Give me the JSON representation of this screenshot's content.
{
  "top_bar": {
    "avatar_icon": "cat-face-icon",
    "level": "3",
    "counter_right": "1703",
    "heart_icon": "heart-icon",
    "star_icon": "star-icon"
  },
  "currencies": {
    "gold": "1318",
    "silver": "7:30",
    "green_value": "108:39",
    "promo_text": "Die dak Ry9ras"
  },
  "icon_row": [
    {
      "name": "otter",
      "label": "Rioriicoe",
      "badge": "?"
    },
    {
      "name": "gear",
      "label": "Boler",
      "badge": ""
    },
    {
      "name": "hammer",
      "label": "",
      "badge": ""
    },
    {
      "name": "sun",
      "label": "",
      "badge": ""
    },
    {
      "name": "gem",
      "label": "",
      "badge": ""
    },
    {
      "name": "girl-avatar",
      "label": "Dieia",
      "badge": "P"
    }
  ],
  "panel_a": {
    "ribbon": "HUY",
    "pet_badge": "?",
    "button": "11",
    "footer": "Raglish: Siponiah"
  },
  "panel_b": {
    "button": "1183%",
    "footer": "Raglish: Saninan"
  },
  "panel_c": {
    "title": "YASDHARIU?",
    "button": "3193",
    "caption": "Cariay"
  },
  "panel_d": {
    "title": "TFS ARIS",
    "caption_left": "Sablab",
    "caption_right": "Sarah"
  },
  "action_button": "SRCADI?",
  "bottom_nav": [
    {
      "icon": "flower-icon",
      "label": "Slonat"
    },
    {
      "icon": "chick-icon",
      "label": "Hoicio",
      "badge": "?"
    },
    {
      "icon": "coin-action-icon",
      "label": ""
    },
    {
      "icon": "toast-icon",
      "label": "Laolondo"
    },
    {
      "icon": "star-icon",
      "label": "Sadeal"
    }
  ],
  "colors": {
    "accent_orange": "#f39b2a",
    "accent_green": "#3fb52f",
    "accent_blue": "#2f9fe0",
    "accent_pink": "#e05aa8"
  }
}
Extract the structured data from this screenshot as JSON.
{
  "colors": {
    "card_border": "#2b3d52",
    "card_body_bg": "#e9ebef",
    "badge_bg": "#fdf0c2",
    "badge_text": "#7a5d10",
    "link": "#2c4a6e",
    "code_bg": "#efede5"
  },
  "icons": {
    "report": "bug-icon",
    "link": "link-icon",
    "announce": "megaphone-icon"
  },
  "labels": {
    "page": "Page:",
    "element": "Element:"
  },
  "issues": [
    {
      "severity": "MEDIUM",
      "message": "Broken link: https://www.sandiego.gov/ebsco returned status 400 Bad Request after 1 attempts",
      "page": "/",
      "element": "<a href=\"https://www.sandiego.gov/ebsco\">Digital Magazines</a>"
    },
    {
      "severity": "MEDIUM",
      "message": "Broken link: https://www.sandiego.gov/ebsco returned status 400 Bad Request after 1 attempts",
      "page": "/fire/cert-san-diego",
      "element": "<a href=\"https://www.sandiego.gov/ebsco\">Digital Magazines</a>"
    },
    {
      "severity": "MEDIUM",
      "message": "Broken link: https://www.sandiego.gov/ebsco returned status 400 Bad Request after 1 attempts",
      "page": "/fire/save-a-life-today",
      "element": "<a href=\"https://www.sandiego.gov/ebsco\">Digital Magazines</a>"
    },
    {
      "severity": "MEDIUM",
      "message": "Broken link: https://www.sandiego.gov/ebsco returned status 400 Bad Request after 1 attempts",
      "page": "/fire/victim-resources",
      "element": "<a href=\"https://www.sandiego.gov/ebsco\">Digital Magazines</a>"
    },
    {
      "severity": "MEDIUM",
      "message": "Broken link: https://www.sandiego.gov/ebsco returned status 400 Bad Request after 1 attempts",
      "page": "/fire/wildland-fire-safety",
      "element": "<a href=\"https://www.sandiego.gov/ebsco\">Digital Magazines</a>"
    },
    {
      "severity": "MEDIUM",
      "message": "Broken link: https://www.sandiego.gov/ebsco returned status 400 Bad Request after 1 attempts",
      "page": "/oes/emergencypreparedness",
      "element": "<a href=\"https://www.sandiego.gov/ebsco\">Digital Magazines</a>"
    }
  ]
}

· · · · · · ·

Task to complete: Print the listing above in its entirety, with every line exact.

Answer for the task:
Give me the JSON representation of this screenshot's content.
{
  "top_bar": {
    "avatar_icon": "cat-face-icon",
    "level": "3",
    "counter_right": "1703",
    "heart_icon": "heart-icon",
    "star_icon": "star-icon"
  },
  "currencies": {
    "gold": "1318",
    "silver": "7:30",
    "green_value": "108:39",
    "promo_text": "Die dak Ry9ras"
  },
  "icon_row": [
    {
      "name": "otter",
      "label": "Rioriicoe",
      "badge": "?"
    },
    {
      "name": "gear",
      "label": "Boler",
      "badge": ""
    },
    {
      "name": "hammer",
      "label": "",
      "badge": ""
    },
    {
      "name": "sun",
      "label": "",
      "badge": ""
    },
    {
      "name": "gem",
      "label": "",
      "badge": ""
    },
    {
      "name": "girl-avatar",
      "label": "Dieia",
      "badge": "P"
    }
  ],
  "panel_a": {
    "ribbon": "HUY",
    "pet_badge": "?",
    "button": "11",
    "footer": "Raglish: Siponiah"
  },
  "panel_b": {
    "button": "1183%",
    "footer": "Raglish: Saninan"
  },
  "panel_c": {
    "title": "YASDHARIU?",
    "button": "3193",
    "caption": "Cariay"
  },
  "panel_d": {
    "title": "TFS ARIS",
    "caption_left": "Sablab",
    "caption_right": "Sarah"
  },
  "action_button": "SRCADI?",
  "bottom_nav": [
    {
      "icon": "flower-icon",
      "label": "Slonat"
    },
    {
      "icon": "chick-icon",
      "label": "Hoicio",
      "badge": "?"
    },
    {
      "icon": "coin-action-icon",
      "label": ""
    },
    {
      "icon": "toast-icon",
      "label": "Laolondo"
    },
    {
      "icon": "star-icon",
      "label": "Sadeal"
    }
  ],
  "colors": {
    "accent_orange": "#f39b2a",
    "accent_green": "#3fb52f",
    "accent_blue": "#2f9fe0",
    "accent_pink": "#e05aa8"
  }
}
Extract the structured data from this screenshot as JSON.
{
  "colors": {
    "card_border": "#2b3d52",
    "card_body_bg": "#e9ebef",
    "badge_bg": "#fdf0c2",
    "badge_text": "#7a5d10",
    "link": "#2c4a6e",
    "code_bg": "#efede5"
  },
  "icons": {
    "report": "bug-icon",
    "link": "link-icon",
    "announce": "megaphone-icon"
  },
  "labels": {
    "page": "Page:",
    "element": "Element:"
  },
  "issues": [
    {
      "severity": "MEDIUM",
      "message": "Broken link: https://www.sandiego.gov/ebsco returned status 400 Bad Request after 1 attempts",
      "page": "/",
      "element": "<a href=\"https://www.sandiego.gov/ebsco\">Digital Magazines</a>"
    },
    {
      "severity": "MEDIUM",
      "message": "Broken link: https://www.sandiego.gov/ebsco returned status 400 Bad Request after 1 attempts",
      "page": "/fire/cert-san-diego",
      "element": "<a href=\"https://www.sandiego.gov/ebsco\">Digital Magazines</a>"
    },
    {
      "severity": "MEDIUM",
      "message": "Broken link: https://www.sandiego.gov/ebsco returned status 400 Bad Request after 1 attempts",
      "page": "/fire/save-a-life-today",
      "element": "<a href=\"https://www.sandiego.gov/ebsco\">Digital Magazines</a>"
    },
    {
      "severity": "MEDIUM",
      "message": "Broken link: https://www.sandiego.gov/ebsco returned status 400 Bad Request after 1 attempts",
      "page": "/fire/victim-resources",
      "element": "<a href=\"https://www.sandiego.gov/ebsco\">Digital Magazines</a>"
    },
    {
      "severity": "MEDIUM",
      "message": "Broken link: https://www.sandiego.gov/ebsco returned status 400 Bad Request after 1 attempts",
      "page": "/fire/wildland-fire-safety",
      "element": "<a href=\"https://www.sandiego.gov/ebsco\">Digital Magazines</a>"
    },
    {
      "severity": "MEDIUM",
      "message": "Broken link: https://www.sandiego.gov/ebsco returned status 400 Bad Request after 1 attempts",
      "page": "/oes/emergencypreparedness",
      "element": "<a href=\"https://www.sandiego.gov/ebsco\">Digital Magazines</a>"
    }
  ]
}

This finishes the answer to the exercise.